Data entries
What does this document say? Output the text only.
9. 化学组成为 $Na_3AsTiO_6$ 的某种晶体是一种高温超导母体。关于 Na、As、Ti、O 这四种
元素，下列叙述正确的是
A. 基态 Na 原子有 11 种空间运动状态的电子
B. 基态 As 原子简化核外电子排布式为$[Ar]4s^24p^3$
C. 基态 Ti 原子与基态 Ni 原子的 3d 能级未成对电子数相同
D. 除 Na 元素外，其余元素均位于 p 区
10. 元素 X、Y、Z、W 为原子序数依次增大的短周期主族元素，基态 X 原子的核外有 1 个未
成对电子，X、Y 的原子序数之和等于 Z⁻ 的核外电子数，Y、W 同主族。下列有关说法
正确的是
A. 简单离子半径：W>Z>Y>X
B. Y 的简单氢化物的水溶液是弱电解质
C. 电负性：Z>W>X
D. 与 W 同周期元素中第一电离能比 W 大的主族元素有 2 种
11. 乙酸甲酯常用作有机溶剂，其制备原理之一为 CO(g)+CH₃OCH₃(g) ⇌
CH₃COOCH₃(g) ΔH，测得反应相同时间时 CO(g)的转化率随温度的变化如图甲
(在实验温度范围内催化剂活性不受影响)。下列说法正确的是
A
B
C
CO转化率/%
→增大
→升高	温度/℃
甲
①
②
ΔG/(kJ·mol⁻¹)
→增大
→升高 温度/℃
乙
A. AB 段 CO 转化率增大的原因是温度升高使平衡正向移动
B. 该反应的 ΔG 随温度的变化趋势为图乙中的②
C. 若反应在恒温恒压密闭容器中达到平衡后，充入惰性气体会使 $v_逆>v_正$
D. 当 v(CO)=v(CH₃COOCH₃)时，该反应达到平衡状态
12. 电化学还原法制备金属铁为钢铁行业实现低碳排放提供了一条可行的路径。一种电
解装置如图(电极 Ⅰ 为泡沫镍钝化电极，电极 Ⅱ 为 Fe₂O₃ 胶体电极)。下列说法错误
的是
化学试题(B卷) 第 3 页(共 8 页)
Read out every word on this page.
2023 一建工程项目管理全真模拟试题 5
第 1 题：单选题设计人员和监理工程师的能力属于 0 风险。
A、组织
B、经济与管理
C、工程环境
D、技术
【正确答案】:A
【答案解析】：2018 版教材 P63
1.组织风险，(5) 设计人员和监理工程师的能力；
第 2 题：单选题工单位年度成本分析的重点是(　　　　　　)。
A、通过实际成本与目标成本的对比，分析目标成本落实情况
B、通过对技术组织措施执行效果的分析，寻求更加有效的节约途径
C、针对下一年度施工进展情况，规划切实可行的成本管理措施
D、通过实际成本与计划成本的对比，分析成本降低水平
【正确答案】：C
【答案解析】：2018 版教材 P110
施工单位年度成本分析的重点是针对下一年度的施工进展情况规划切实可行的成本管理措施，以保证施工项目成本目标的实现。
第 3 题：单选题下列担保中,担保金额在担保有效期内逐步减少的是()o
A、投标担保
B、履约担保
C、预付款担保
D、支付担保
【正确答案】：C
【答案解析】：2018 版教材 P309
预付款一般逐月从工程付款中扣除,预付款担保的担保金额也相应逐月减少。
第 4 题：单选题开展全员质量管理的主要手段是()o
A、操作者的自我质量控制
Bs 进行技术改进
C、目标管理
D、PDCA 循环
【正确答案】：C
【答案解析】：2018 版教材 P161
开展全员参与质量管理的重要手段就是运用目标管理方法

==

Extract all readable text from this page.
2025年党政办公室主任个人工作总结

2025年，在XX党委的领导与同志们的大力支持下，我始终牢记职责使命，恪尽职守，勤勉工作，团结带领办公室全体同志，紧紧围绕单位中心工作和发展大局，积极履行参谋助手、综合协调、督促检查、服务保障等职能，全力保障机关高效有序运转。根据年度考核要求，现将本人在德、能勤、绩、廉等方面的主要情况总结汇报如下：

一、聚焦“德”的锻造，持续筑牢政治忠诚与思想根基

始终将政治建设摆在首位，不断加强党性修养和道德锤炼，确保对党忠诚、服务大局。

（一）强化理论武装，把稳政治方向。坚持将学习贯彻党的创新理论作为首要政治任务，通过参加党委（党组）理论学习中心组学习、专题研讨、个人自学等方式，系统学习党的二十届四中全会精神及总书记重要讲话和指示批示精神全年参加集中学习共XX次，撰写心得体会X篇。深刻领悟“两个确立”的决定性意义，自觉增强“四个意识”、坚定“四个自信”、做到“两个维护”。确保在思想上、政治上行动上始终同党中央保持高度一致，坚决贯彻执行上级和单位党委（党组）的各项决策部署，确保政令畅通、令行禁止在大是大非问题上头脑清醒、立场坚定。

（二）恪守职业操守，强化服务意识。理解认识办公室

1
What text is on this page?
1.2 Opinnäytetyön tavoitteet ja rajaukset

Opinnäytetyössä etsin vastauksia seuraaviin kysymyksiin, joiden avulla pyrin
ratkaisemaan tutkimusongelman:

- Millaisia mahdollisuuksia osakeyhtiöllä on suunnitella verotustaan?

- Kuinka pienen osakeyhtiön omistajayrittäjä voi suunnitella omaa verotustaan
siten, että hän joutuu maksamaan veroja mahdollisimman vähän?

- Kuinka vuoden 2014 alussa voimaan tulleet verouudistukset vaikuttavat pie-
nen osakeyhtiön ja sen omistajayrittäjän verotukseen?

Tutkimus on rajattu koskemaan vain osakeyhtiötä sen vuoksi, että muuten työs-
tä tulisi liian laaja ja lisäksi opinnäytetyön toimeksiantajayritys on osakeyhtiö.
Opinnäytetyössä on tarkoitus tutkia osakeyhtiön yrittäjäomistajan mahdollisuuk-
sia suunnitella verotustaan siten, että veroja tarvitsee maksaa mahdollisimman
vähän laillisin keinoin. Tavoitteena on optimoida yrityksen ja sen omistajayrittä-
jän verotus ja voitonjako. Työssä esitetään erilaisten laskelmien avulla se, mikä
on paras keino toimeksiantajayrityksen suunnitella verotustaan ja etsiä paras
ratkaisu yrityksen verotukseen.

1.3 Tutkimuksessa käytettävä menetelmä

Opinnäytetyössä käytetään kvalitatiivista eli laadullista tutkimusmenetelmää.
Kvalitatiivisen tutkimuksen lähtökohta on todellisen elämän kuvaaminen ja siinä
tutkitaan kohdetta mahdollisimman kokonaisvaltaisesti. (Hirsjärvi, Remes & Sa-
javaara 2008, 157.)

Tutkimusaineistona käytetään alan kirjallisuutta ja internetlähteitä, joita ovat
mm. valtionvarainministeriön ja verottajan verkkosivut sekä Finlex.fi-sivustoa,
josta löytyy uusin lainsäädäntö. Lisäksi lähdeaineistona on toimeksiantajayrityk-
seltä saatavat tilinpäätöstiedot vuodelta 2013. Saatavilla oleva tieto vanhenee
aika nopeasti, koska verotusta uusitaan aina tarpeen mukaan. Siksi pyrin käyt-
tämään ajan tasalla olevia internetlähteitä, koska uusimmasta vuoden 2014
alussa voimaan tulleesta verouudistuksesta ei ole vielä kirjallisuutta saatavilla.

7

Work instructions:
Using the records above, say how many lines include the string "mahdollisimman". Only the number is wanted.

In response:
3